--- EXERCISE INSTRUCTIONS ---
Can the data below be echoed back word for word?

Data entries
>>>

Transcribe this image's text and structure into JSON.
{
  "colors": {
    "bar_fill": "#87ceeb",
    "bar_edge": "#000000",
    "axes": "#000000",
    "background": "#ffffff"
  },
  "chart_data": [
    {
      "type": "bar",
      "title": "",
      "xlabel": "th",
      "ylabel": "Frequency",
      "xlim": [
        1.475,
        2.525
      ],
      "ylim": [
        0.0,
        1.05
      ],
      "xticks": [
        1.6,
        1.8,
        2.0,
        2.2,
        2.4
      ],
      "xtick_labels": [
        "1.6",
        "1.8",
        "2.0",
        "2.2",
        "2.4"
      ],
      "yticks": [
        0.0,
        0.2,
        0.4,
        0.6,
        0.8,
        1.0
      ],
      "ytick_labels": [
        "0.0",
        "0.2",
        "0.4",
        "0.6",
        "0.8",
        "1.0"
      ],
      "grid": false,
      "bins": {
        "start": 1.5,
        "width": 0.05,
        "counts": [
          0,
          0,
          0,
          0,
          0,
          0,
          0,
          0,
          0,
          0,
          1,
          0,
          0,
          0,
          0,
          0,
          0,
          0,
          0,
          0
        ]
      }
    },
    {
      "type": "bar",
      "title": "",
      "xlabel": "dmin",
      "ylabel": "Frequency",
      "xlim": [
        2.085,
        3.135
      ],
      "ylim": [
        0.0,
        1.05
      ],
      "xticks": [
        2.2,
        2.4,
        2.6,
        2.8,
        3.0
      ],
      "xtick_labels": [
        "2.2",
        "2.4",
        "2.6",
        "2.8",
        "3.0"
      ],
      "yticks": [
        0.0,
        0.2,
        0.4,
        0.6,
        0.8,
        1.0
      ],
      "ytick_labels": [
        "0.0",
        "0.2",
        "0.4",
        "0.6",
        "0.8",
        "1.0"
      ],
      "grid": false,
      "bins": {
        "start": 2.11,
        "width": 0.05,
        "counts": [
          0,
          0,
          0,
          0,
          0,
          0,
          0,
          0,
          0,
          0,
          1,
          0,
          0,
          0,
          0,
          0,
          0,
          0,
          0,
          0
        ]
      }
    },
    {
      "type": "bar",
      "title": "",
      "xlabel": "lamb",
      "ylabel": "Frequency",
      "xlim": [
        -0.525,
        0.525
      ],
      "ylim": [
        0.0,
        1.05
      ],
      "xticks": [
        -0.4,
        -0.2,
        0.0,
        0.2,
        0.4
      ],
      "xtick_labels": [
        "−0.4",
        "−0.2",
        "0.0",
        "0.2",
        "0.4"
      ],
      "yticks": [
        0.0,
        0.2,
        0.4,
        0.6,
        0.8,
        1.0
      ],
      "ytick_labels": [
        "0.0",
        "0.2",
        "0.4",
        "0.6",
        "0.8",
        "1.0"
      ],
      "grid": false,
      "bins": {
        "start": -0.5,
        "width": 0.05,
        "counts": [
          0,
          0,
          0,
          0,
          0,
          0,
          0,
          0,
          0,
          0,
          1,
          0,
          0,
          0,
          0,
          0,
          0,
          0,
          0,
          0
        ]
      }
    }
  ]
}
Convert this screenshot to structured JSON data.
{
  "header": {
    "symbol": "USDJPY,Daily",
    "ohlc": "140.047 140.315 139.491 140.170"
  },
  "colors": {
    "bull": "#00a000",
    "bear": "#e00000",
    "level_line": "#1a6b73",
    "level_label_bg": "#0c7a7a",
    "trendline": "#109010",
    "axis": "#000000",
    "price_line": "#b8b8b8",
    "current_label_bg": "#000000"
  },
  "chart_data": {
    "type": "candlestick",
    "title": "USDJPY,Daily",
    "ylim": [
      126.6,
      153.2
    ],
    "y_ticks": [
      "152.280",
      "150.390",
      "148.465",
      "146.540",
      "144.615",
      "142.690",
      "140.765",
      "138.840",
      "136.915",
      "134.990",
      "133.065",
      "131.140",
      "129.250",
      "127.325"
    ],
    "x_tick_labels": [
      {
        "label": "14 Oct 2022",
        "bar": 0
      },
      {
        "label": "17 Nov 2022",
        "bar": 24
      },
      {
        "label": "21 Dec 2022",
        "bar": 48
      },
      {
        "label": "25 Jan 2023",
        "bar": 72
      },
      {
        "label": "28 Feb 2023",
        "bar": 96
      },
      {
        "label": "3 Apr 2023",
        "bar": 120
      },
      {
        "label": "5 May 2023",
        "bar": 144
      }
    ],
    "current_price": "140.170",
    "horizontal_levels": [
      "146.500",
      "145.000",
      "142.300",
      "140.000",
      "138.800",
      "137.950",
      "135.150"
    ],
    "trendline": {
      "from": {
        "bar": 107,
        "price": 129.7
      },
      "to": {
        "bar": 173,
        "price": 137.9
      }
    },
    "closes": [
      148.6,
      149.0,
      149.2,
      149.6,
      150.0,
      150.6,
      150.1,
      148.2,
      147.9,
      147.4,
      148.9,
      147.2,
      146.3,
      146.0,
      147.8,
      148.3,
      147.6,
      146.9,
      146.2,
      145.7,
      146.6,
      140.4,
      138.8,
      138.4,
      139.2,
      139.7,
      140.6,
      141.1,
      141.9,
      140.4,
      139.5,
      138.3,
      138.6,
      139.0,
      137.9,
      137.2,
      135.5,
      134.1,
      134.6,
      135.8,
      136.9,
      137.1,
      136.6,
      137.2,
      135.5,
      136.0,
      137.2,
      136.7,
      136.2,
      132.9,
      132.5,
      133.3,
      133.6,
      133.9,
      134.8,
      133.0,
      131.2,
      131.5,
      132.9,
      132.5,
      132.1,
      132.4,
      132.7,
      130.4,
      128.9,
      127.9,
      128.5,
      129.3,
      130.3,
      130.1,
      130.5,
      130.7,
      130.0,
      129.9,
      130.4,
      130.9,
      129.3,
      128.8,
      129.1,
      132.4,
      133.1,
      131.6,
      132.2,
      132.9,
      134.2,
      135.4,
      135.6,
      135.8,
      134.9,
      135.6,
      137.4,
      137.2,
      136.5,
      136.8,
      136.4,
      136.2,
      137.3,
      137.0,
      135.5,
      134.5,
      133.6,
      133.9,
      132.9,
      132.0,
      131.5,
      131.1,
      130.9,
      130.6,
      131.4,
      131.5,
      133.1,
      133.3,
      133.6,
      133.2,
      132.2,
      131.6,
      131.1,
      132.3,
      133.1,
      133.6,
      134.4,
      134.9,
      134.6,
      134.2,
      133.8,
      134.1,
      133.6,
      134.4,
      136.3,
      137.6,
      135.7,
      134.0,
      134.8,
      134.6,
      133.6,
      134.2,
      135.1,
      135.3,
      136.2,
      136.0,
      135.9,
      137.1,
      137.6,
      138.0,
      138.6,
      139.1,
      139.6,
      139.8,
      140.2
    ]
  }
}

<<<

--- PROBLEM SOLUTION ---
Transcribe this image's text and structure into JSON.
{
  "colors": {
    "bar_fill": "#87ceeb",
    "bar_edge": "#000000",
    "axes": "#000000",
    "background": "#ffffff"
  },
  "chart_data": [
    {
      "type": "bar",
      "title": "",
      "xlabel": "th",
      "ylabel": "Frequency",
      "xlim": [
        1.475,
        2.525
      ],
      "ylim": [
        0.0,
        1.05
      ],
      "xticks": [
        1.6,
        1.8,
        2.0,
        2.2,
        2.4
      ],
      "xtick_labels": [
        "1.6",
        "1.8",
        "2.0",
        "2.2",
        "2.4"
      ],
      "yticks": [
        0.0,
        0.2,
        0.4,
        0.6,
        0.8,
        1.0
      ],
      "ytick_labels": [
        "0.0",
        "0.2",
        "0.4",
        "0.6",
        "0.8",
        "1.0"
      ],
      "grid": false,
      "bins": {
        "start": 1.5,
        "width": 0.05,
        "counts": [
          0,
          0,
          0,
          0,
          0,
          0,
          0,
          0,
          0,
          0,
          1,
          0,
          0,
          0,
          0,
          0,
          0,
          0,
          0,
          0
        ]
      }
    },
    {
      "type": "bar",
      "title": "",
      "xlabel": "dmin",
      "ylabel": "Frequency",
      "xlim": [
        2.085,
        3.135
      ],
      "ylim": [
        0.0,
        1.05
      ],
      "xticks": [
        2.2,
        2.4,
        2.6,
        2.8,
        3.0
      ],
      "xtick_labels": [
        "2.2",
        "2.4",
        "2.6",
        "2.8",
        "3.0"
      ],
      "yticks": [
        0.0,
        0.2,
        0.4,
        0.6,
        0.8,
        1.0
      ],
      "ytick_labels": [
        "0.0",
        "0.2",
        "0.4",
        "0.6",
        "0.8",
        "1.0"
      ],
      "grid": false,
      "bins": {
        "start": 2.11,
        "width": 0.05,
        "counts": [
          0,
          0,
          0,
          0,
          0,
          0,
          0,
          0,
          0,
          0,
          1,
          0,
          0,
          0,
          0,
          0,
          0,
          0,
          0,
          0
        ]
      }
    },
    {
      "type": "bar",
      "title": "",
      "xlabel": "lamb",
      "ylabel": "Frequency",
      "xlim": [
        -0.525,
        0.525
      ],
      "ylim": [
        0.0,
        1.05
      ],
      "xticks": [
        -0.4,
        -0.2,
        0.0,
        0.2,
        0.4
      ],
      "xtick_labels": [
        "−0.4",
        "−0.2",
        "0.0",
        "0.2",
        "0.4"
      ],
      "yticks": [
        0.0,
        0.2,
        0.4,
        0.6,
        0.8,
        1.0
      ],
      "ytick_labels": [
        "0.0",
        "0.2",
        "0.4",
        "0.6",
        "0.8",
        "1.0"
      ],
      "grid": false,
      "bins": {
        "start": -0.5,
        "width": 0.05,
        "counts": [
          0,
          0,
          0,
          0,
          0,
          0,
          0,
          0,
          0,
          0,
          1,
          0,
          0,
          0,
          0,
          0,
          0,
          0,
          0,
          0
        ]
      }
    }
  ]
}
Convert this screenshot to structured JSON data.
{
  "header": {
    "symbol": "USDJPY,Daily",
    "ohlc": "140.047 140.315 139.491 140.170"
  },
  "colors": {
    "bull": "#00a000",
    "bear": "#e00000",
    "level_line": "#1a6b73",
    "level_label_bg": "#0c7a7a",
    "trendline": "#109010",
    "axis": "#000000",
    "price_line": "#b8b8b8",
    "current_label_bg": "#000000"
  },
  "chart_data": {
    "type": "candlestick",
    "title": "USDJPY,Daily",
    "ylim": [
      126.6,
      153.2
    ],
    "y_ticks": [
      "152.280",
      "150.390",
      "148.465",
      "146.540",
      "144.615",
      "142.690",
      "140.765",
      "138.840",
      "136.915",
      "134.990",
      "133.065",
      "131.140",
      "129.250",
      "127.325"
    ],
    "x_tick_labels": [
      {
        "label": "14 Oct 2022",
        "bar": 0
      },
      {
        "label": "17 Nov 2022",
        "bar": 24
      },
      {
        "label": "21 Dec 2022",
        "bar": 48
      },
      {
        "label": "25 Jan 2023",
        "bar": 72
      },
      {
        "label": "28 Feb 2023",
        "bar": 96
      },
      {
        "label": "3 Apr 2023",
        "bar": 120
      },
      {
        "label": "5 May 2023",
        "bar": 144
      }
    ],
    "current_price": "140.170",
    "horizontal_levels": [
      "146.500",
      "145.000",
      "142.300",
      "140.000",
      "138.800",
      "137.950",
      "135.150"
    ],
    "trendline": {
      "from": {
        "bar": 107,
        "price": 129.7
      },
      "to": {
        "bar": 173,
        "price": 137.9
      }
    },
    "closes": [
      148.6,
      149.0,
      149.2,
      149.6,
      150.0,
      150.6,
      150.1,
      148.2,
      147.9,
      147.4,
      148.9,
      147.2,
      146.3,
      146.0,
      147.8,
      148.3,
      147.6,
      146.9,
      146.2,
      145.7,
      146.6,
      140.4,
      138.8,
      138.4,
      139.2,
      139.7,
      140.6,
      141.1,
      141.9,
      140.4,
      139.5,
      138.3,
      138.6,
      139.0,
      137.9,
      137.2,
      135.5,
      134.1,
      134.6,
      135.8,
      136.9,
      137.1,
      136.6,
      137.2,
      135.5,
      136.0,
      137.2,
      136.7,
      136.2,
      132.9,
      132.5,
      133.3,
      133.6,
      133.9,
      134.8,
      133.0,
      131.2,
      131.5,
      132.9,
      132.5,
      132.1,
      132.4,
      132.7,
      130.4,
      128.9,
      127.9,
      128.5,
      129.3,
      130.3,
      130.1,
      130.5,
      130.7,
      130.0,
      129.9,
      130.4,
      130.9,
      129.3,
      128.8,
      129.1,
      132.4,
      133.1,
      131.6,
      132.2,
      132.9,
      134.2,
      135.4,
      135.6,
      135.8,
      134.9,
      135.6,
      137.4,
      137.2,
      136.5,
      136.8,
      136.4,
      136.2,
      137.3,
      137.0,
      135.5,
      134.5,
      133.6,
      133.9,
      132.9,
      132.0,
      131.5,
      131.1,
      130.9,
      130.6,
      131.4,
      131.5,
      133.1,
      133.3,
      133.6,
      133.2,
      132.2,
      131.6,
      131.1,
      132.3,
      133.1,
      133.6,
      134.4,
      134.9,
      134.6,
      134.2,
      133.8,
      134.1,
      133.6,
      134.4,
      136.3,
      137.6,
      135.7,
      134.0,
      134.8,
      134.6,
      133.6,
      134.2,
      135.1,
      135.3,
      136.2,
      136.0,
      135.9,
      137.1,
      137.6,
      138.0,
      138.6,
      139.1,
      139.6,
      139.8,
      140.2
    ]
  }
}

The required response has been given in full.